:: Records provided

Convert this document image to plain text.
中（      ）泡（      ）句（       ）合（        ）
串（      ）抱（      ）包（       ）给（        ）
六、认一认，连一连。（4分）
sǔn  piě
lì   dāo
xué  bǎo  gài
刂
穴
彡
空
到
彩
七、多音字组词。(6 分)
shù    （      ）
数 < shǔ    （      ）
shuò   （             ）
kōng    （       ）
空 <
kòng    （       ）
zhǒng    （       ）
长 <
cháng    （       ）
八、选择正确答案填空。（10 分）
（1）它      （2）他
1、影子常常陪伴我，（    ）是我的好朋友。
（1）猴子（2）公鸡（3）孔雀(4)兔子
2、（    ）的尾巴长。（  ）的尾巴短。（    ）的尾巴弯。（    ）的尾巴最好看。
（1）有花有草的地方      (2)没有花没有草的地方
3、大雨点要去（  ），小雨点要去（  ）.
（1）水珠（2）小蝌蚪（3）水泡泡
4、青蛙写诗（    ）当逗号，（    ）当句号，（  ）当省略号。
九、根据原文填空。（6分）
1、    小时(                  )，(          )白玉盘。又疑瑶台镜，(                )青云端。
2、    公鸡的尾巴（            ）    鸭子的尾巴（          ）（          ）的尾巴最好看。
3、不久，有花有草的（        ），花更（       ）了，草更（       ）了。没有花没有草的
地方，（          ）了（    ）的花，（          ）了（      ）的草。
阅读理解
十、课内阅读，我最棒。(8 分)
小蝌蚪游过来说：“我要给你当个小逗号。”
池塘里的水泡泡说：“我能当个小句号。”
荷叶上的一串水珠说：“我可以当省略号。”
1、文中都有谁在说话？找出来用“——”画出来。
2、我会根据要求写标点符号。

::::

Given task -> Copy all the entries verbatim.

Completed exercise ->
Convert this document image to plain text.
中（      ）泡（      ）句（       ）合（        ）
串（      ）抱（      ）包（       ）给（        ）
六、认一认，连一连。（4分）
sǔn  piě
lì   dāo
xué  bǎo  gài
刂
穴
彡
空
到
彩
七、多音字组词。(6 分)
shù    （      ）
数 < shǔ    （      ）
shuò   （             ）
kōng    （       ）
空 <
kòng    （       ）
zhǒng    （       ）
长 <
cháng    （       ）
八、选择正确答案填空。（10 分）
（1）它      （2）他
1、影子常常陪伴我，（    ）是我的好朋友。
（1）猴子（2）公鸡（3）孔雀(4)兔子
2、（    ）的尾巴长。（  ）的尾巴短。（    ）的尾巴弯。（    ）的尾巴最好看。
（1）有花有草的地方      (2)没有花没有草的地方
3、大雨点要去（  ），小雨点要去（  ）.
（1）水珠（2）小蝌蚪（3）水泡泡
4、青蛙写诗（    ）当逗号，（    ）当句号，（  ）当省略号。
九、根据原文填空。（6分）
1、    小时(                  )，(          )白玉盘。又疑瑶台镜，(                )青云端。
2、    公鸡的尾巴（            ）    鸭子的尾巴（          ）（          ）的尾巴最好看。
3、不久，有花有草的（        ），花更（       ）了，草更（       ）了。没有花没有草的
地方，（          ）了（    ）的花，（          ）了（      ）的草。
阅读理解
十、课内阅读，我最棒。(8 分)
小蝌蚪游过来说：“我要给你当个小逗号。”
池塘里的水泡泡说：“我能当个小句号。”
荷叶上的一串水珠说：“我可以当省略号。”
1、文中都有谁在说话？找出来用“——”画出来。
2、我会根据要求写标点符号。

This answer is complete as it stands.